* [Task to complete]:
Please give the listing again in its entirety, exactly as written.

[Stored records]
+---+

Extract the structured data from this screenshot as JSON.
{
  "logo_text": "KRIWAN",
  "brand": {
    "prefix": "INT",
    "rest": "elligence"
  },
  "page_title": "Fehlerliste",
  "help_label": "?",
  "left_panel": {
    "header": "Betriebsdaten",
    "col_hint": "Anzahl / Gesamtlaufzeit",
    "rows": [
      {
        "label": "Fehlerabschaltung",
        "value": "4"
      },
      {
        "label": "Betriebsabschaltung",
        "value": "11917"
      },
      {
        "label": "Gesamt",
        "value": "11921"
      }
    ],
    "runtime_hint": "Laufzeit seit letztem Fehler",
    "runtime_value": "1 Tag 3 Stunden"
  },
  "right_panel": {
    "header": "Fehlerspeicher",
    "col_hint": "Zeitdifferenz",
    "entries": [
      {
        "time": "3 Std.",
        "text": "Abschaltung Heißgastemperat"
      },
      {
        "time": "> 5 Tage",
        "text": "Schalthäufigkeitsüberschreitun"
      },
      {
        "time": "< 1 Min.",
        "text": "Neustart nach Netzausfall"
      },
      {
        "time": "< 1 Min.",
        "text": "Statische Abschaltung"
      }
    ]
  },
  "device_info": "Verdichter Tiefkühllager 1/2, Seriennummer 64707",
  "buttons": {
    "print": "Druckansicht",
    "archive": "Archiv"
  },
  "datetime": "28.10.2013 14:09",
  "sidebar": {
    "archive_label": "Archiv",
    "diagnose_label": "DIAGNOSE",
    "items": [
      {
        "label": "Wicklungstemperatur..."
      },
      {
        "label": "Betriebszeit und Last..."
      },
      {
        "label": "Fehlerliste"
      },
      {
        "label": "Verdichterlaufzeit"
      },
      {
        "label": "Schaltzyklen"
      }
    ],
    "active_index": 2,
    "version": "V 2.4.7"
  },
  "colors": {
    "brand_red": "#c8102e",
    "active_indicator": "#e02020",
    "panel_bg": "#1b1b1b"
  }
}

+---+

* [The answer]:
Extract the structured data from this screenshot as JSON.
{
  "logo_text": "KRIWAN",
  "brand": {
    "prefix": "INT",
    "rest": "elligence"
  },
  "page_title": "Fehlerliste",
  "help_label": "?",
  "left_panel": {
    "header": "Betriebsdaten",
    "col_hint": "Anzahl / Gesamtlaufzeit",
    "rows": [
      {
        "label": "Fehlerabschaltung",
        "value": "4"
      },
      {
        "label": "Betriebsabschaltung",
        "value": "11917"
      },
      {
        "label": "Gesamt",
        "value": "11921"
      }
    ],
    "runtime_hint": "Laufzeit seit letztem Fehler",
    "runtime_value": "1 Tag 3 Stunden"
  },
  "right_panel": {
    "header": "Fehlerspeicher",
    "col_hint": "Zeitdifferenz",
    "entries": [
      {
        "time": "3 Std.",
        "text": "Abschaltung Heißgastemperat"
      },
      {
        "time": "> 5 Tage",
        "text": "Schalthäufigkeitsüberschreitun"
      },
      {
        "time": "< 1 Min.",
        "text": "Neustart nach Netzausfall"
      },
      {
        "time": "< 1 Min.",
        "text": "Statische Abschaltung"
      }
    ]
  },
  "device_info": "Verdichter Tiefkühllager 1/2, Seriennummer 64707",
  "buttons": {
    "print": "Druckansicht",
    "archive": "Archiv"
  },
  "datetime": "28.10.2013 14:09",
  "sidebar": {
    "archive_label": "Archiv",
    "diagnose_label": "DIAGNOSE",
    "items": [
      {
        "label": "Wicklungstemperatur..."
      },
      {
        "label": "Betriebszeit und Last..."
      },
      {
        "label": "Fehlerliste"
      },
      {
        "label": "Verdichterlaufzeit"
      },
      {
        "label": "Schaltzyklen"
      }
    ],
    "active_index": 2,
    "version": "V 2.4.7"
  },
  "colors": {
    "brand_red": "#c8102e",
    "active_indicator": "#e02020",
    "panel_bg": "#1b1b1b"
  }
}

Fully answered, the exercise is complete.